SUPPLIED TEXT.
*-*-*

Political parties in South Africa rarely champion organic, emancipatory, and progressive messages of social change. Last year's local government elections bring out this concern to the fore. As noted in the Daily Maverick, "Empty rhetoric, demagogic posturing and platitudes about ending corruption, getting tough on immigration and creating jobs have replaced anything approaching a coherent agenda for the future."
The glaring aspect of this is that far-right populism is garnering mass appeal among South Africans, both in poor townships and affluent suburbs. Xenophobic nationalism thus manifests itself as the embodiment of reactionary populist politics (for instance, migrants are taking jobs to the detriment of South Africans, therefore put South Africans, "the people", first). In this, no regard is paid to the cleavage between racism and global neoliberal capitalism — post-Apartheid South Africa, despite its 'Rainbow' nation assertion, is nightmarish for the black majority.

*-*-*

Page-layout parsing data.
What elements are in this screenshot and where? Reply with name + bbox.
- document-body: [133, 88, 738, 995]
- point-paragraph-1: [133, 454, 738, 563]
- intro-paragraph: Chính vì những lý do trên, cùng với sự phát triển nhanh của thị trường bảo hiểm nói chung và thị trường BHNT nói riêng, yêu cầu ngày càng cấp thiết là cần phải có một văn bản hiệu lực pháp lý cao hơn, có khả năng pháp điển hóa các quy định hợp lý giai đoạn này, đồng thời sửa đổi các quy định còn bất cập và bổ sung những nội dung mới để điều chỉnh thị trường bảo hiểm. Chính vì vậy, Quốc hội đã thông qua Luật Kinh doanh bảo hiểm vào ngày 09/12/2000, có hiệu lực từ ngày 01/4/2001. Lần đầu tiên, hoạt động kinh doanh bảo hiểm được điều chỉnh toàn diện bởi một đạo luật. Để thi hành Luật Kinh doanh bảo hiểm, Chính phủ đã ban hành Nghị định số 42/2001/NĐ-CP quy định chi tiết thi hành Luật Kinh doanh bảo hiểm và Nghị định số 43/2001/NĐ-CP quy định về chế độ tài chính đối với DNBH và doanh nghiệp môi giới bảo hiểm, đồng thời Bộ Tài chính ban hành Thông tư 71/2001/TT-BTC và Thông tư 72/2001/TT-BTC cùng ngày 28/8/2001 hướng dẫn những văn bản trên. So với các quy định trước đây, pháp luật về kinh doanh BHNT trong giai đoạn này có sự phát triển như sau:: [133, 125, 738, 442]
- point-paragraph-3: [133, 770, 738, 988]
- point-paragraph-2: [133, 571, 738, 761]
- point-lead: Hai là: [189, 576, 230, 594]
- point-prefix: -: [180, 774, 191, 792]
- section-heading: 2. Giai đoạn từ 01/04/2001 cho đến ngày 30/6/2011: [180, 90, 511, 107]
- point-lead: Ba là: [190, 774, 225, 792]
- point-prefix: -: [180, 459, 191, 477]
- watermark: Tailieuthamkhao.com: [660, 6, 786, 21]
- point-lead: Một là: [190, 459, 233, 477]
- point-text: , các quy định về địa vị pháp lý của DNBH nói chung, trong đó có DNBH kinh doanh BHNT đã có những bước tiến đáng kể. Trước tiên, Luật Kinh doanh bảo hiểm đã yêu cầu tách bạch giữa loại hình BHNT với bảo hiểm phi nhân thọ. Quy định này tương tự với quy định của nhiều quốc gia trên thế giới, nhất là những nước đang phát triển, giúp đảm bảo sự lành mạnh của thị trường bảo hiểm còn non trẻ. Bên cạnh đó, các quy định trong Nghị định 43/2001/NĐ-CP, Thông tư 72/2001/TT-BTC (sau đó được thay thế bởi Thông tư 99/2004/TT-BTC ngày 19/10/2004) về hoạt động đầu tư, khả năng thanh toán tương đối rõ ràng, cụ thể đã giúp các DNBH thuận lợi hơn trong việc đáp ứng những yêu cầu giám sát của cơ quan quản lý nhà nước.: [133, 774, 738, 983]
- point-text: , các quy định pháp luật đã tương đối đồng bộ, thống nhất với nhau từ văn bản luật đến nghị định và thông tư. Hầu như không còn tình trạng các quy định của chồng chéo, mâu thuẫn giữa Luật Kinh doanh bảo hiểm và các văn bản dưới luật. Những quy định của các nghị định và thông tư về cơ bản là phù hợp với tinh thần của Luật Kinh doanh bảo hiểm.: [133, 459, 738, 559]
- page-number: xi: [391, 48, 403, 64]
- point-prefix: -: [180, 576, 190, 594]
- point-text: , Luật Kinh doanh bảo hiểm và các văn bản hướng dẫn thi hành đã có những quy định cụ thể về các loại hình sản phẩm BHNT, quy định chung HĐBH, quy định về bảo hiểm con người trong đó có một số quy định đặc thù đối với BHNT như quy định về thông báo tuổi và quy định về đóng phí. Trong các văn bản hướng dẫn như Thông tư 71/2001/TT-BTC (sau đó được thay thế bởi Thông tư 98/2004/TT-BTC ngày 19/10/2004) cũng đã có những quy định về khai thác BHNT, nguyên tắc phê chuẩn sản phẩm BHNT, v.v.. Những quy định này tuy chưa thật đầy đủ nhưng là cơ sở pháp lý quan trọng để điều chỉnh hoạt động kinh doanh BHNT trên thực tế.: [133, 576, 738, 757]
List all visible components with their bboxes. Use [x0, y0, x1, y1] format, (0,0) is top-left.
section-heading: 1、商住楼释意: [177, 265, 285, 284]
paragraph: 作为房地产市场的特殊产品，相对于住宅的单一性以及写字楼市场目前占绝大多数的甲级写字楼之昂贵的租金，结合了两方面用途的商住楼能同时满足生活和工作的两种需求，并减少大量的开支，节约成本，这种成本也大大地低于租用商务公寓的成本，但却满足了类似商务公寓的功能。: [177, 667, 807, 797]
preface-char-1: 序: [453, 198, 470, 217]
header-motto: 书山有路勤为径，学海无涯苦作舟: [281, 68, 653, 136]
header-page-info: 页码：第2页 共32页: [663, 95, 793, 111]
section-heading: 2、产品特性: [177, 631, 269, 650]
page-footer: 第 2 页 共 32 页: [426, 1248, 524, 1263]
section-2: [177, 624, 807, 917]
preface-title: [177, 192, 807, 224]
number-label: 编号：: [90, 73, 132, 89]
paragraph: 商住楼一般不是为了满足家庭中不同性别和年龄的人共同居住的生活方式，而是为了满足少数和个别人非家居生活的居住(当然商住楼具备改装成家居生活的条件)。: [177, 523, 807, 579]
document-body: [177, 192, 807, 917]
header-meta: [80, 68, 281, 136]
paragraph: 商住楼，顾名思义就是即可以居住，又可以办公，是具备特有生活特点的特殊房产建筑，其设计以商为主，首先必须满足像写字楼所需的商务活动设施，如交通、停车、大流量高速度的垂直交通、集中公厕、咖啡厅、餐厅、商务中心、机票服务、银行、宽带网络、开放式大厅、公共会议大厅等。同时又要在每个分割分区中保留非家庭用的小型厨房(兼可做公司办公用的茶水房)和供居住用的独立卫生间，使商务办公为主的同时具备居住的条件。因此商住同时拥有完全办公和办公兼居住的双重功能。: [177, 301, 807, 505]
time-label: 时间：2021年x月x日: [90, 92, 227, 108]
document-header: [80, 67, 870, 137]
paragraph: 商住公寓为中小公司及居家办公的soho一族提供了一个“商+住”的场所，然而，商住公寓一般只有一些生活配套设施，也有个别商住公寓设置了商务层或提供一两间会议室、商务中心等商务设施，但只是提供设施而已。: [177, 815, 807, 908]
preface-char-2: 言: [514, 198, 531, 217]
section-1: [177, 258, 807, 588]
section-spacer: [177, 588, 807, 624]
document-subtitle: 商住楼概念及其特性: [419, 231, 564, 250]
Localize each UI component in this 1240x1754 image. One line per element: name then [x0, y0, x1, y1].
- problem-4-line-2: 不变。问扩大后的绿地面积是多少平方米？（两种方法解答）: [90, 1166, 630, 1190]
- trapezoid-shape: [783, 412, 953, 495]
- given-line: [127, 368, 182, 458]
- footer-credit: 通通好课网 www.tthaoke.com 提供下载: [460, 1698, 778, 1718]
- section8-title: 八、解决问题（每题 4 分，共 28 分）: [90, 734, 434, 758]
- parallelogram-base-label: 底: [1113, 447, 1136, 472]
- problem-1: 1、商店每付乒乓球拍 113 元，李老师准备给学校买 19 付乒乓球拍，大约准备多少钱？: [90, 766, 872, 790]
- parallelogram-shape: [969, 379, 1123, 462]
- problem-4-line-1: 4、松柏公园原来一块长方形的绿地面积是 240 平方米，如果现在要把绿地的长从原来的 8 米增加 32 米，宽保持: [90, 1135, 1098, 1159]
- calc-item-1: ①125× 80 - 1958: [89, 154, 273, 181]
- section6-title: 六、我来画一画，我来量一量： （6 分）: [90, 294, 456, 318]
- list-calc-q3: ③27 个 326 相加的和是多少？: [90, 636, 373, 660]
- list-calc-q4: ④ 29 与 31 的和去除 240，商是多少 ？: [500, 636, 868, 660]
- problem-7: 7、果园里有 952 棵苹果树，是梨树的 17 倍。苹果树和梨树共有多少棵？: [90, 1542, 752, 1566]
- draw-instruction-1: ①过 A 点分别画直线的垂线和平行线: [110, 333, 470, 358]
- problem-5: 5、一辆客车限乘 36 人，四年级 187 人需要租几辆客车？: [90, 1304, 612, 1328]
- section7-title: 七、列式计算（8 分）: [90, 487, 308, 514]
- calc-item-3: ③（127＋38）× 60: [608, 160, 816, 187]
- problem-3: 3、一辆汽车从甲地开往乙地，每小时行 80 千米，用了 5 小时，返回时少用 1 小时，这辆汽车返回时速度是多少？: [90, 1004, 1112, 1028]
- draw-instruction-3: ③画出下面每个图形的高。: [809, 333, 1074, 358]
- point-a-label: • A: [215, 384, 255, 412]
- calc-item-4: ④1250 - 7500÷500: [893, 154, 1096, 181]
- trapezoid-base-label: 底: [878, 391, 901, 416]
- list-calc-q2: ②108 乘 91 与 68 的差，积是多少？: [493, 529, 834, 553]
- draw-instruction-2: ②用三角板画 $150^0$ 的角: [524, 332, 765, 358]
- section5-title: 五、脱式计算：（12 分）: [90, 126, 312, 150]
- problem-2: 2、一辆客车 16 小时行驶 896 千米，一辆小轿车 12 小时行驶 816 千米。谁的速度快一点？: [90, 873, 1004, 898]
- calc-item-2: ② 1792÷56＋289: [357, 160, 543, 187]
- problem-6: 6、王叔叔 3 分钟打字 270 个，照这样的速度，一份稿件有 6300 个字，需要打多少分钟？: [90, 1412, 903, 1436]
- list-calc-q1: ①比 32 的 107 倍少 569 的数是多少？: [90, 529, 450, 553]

*-*-*

Extend the passage on far-right populism in South African politics, picking up right after its final sentence.

South Africa's social crisis is a collective concern. What is worrying is that for all the problems South Africa faces, as a result of free-market globalization and corrupt, inept leaders, no blame is apportioned to the political and financial bourgeois who are strangulating the economy and killing the livelihoods of millions of people — both South Africans and migrants. Rather, all blame is wrongly shifted to migrants. It does not even make any sense to say that migrants are the ones killing South Africa's economy. It betrays dangerous reactionary right-wing populist politics.
And this is as abetted by right-wing leaders such as Herman Mashaba with his new political outfit ActionSA. To him, and all others, migrants represent a "parasitic underclass" that drains SA's national fiscus at the expense of South Africans, as purportedly exacerbated by "oligarchical elites" who corruptly and unethically capitalize their proximity to state capital in oppressing the "ordinary people". This populist strand — adopted by SA's reactionary Right elements — represents a set of political manouevres aimed at creating some sort of cleavage between the poor and rich. However, the "poor" excludes migrants: migrants here are portrayed as enemies of the "poor".
The contentious issue of the termination of Zimbabwean Exemption Permits brings xenophobic nationalism, driven by far-right nationalism, brings this issue clearly. The intention to leave Zimbabwean migrants in South Africa with narrow options regarding their residence south of the border (potentially leaving many as illegal migrants) is a callous symptom of this far-right populism.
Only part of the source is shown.